PROBLEM REQUIREMENTS:
Write out the complete material exactly as it stands.

Structured figure records
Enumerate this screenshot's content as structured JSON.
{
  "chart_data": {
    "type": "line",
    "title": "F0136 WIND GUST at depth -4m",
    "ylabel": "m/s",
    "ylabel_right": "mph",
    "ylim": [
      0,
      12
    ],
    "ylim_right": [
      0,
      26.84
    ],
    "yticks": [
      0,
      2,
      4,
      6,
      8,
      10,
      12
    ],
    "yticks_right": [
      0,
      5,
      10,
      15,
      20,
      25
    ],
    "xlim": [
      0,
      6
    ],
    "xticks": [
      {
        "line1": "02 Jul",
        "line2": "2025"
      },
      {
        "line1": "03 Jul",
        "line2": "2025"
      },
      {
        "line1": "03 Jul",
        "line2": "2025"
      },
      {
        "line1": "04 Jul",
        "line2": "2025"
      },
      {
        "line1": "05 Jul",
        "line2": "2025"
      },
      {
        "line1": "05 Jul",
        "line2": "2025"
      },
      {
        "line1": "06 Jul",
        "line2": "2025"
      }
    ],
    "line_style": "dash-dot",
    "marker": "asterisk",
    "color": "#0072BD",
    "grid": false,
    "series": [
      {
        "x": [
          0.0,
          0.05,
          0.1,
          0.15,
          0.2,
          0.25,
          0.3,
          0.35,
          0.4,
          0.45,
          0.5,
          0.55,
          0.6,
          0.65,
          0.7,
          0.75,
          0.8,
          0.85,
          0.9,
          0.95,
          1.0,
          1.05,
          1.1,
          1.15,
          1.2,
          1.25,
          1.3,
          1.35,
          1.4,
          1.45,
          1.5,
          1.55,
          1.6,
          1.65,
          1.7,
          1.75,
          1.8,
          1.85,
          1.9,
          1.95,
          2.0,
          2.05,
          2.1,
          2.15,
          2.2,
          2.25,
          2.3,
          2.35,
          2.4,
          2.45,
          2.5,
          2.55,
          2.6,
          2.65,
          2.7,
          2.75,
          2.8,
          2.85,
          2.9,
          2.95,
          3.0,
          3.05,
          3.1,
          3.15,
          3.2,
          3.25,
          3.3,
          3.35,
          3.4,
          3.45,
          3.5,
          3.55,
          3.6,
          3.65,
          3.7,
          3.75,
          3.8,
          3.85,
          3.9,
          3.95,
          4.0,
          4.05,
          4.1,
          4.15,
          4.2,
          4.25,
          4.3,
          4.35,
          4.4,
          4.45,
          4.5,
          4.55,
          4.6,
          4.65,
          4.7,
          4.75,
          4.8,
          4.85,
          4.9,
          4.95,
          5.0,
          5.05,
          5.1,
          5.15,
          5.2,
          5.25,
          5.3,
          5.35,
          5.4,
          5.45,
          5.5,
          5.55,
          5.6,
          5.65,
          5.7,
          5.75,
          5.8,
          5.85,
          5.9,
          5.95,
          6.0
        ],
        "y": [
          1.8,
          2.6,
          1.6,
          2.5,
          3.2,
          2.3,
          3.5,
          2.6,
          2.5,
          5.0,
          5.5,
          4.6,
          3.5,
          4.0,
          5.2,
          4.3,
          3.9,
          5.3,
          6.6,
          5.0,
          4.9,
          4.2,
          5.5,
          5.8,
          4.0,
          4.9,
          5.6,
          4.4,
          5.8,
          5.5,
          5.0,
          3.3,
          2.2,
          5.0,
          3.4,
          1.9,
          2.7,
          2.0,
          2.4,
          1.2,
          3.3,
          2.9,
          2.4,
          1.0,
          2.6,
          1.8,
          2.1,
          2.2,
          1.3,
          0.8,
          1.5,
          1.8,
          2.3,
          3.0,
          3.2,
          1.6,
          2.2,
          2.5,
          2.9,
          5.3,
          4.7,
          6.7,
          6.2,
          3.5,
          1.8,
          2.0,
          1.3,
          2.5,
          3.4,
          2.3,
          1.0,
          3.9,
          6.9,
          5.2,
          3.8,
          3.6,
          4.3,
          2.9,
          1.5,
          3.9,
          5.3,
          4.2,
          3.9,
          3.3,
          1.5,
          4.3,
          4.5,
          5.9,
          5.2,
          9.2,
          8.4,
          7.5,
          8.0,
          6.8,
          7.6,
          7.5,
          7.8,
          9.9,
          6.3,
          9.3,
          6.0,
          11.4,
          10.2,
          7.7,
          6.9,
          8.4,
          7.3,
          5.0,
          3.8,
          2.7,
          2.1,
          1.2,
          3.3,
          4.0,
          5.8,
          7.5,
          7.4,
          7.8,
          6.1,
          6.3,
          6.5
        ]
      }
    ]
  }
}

REPLY TO THE EXERCISE:
Enumerate this screenshot's content as structured JSON.
{
  "chart_data": {
    "type": "line",
    "title": "F0136 WIND GUST at depth -4m",
    "ylabel": "m/s",
    "ylabel_right": "mph",
    "ylim": [
      0,
      12
    ],
    "ylim_right": [
      0,
      26.84
    ],
    "yticks": [
      0,
      2,
      4,
      6,
      8,
      10,
      12
    ],
    "yticks_right": [
      0,
      5,
      10,
      15,
      20,
      25
    ],
    "xlim": [
      0,
      6
    ],
    "xticks": [
      {
        "line1": "02 Jul",
        "line2": "2025"
      },
      {
        "line1": "03 Jul",
        "line2": "2025"
      },
      {
        "line1": "03 Jul",
        "line2": "2025"
      },
      {
        "line1": "04 Jul",
        "line2": "2025"
      },
      {
        "line1": "05 Jul",
        "line2": "2025"
      },
      {
        "line1": "05 Jul",
        "line2": "2025"
      },
      {
        "line1": "06 Jul",
        "line2": "2025"
      }
    ],
    "line_style": "dash-dot",
    "marker": "asterisk",
    "color": "#0072BD",
    "grid": false,
    "series": [
      {
        "x": [
          0.0,
          0.05,
          0.1,
          0.15,
          0.2,
          0.25,
          0.3,
          0.35,
          0.4,
          0.45,
          0.5,
          0.55,
          0.6,
          0.65,
          0.7,
          0.75,
          0.8,
          0.85,
          0.9,
          0.95,
          1.0,
          1.05,
          1.1,
          1.15,
          1.2,
          1.25,
          1.3,
          1.35,
          1.4,
          1.45,
          1.5,
          1.55,
          1.6,
          1.65,
          1.7,
          1.75,
          1.8,
          1.85,
          1.9,
          1.95,
          2.0,
          2.05,
          2.1,
          2.15,
          2.2,
          2.25,
          2.3,
          2.35,
          2.4,
          2.45,
          2.5,
          2.55,
          2.6,
          2.65,
          2.7,
          2.75,
          2.8,
          2.85,
          2.9,
          2.95,
          3.0,
          3.05,
          3.1,
          3.15,
          3.2,
          3.25,
          3.3,
          3.35,
          3.4,
          3.45,
          3.5,
          3.55,
          3.6,
          3.65,
          3.7,
          3.75,
          3.8,
          3.85,
          3.9,
          3.95,
          4.0,
          4.05,
          4.1,
          4.15,
          4.2,
          4.25,
          4.3,
          4.35,
          4.4,
          4.45,
          4.5,
          4.55,
          4.6,
          4.65,
          4.7,
          4.75,
          4.8,
          4.85,
          4.9,
          4.95,
          5.0,
          5.05,
          5.1,
          5.15,
          5.2,
          5.25,
          5.3,
          5.35,
          5.4,
          5.45,
          5.5,
          5.55,
          5.6,
          5.65,
          5.7,
          5.75,
          5.8,
          5.85,
          5.9,
          5.95,
          6.0
        ],
        "y": [
          1.8,
          2.6,
          1.6,
          2.5,
          3.2,
          2.3,
          3.5,
          2.6,
          2.5,
          5.0,
          5.5,
          4.6,
          3.5,
          4.0,
          5.2,
          4.3,
          3.9,
          5.3,
          6.6,
          5.0,
          4.9,
          4.2,
          5.5,
          5.8,
          4.0,
          4.9,
          5.6,
          4.4,
          5.8,
          5.5,
          5.0,
          3.3,
          2.2,
          5.0,
          3.4,
          1.9,
          2.7,
          2.0,
          2.4,
          1.2,
          3.3,
          2.9,
          2.4,
          1.0,
          2.6,
          1.8,
          2.1,
          2.2,
          1.3,
          0.8,
          1.5,
          1.8,
          2.3,
          3.0,
          3.2,
          1.6,
          2.2,
          2.5,
          2.9,
          5.3,
          4.7,
          6.7,
          6.2,
          3.5,
          1.8,
          2.0,
          1.3,
          2.5,
          3.4,
          2.3,
          1.0,
          3.9,
          6.9,
          5.2,
          3.8,
          3.6,
          4.3,
          2.9,
          1.5,
          3.9,
          5.3,
          4.2,
          3.9,
          3.3,
          1.5,
          4.3,
          4.5,
          5.9,
          5.2,
          9.2,
          8.4,
          7.5,
          8.0,
          6.8,
          7.6,
          7.5,
          7.8,
          9.9,
          6.3,
          9.3,
          6.0,
          11.4,
          10.2,
          7.7,
          6.9,
          8.4,
          7.3,
          5.0,
          3.8,
          2.7,
          2.1,
          1.2,
          3.3,
          4.0,
          5.8,
          7.5,
          7.4,
          7.8,
          6.1,
          6.3,
          6.5
        ]
      }
    ]
  }
}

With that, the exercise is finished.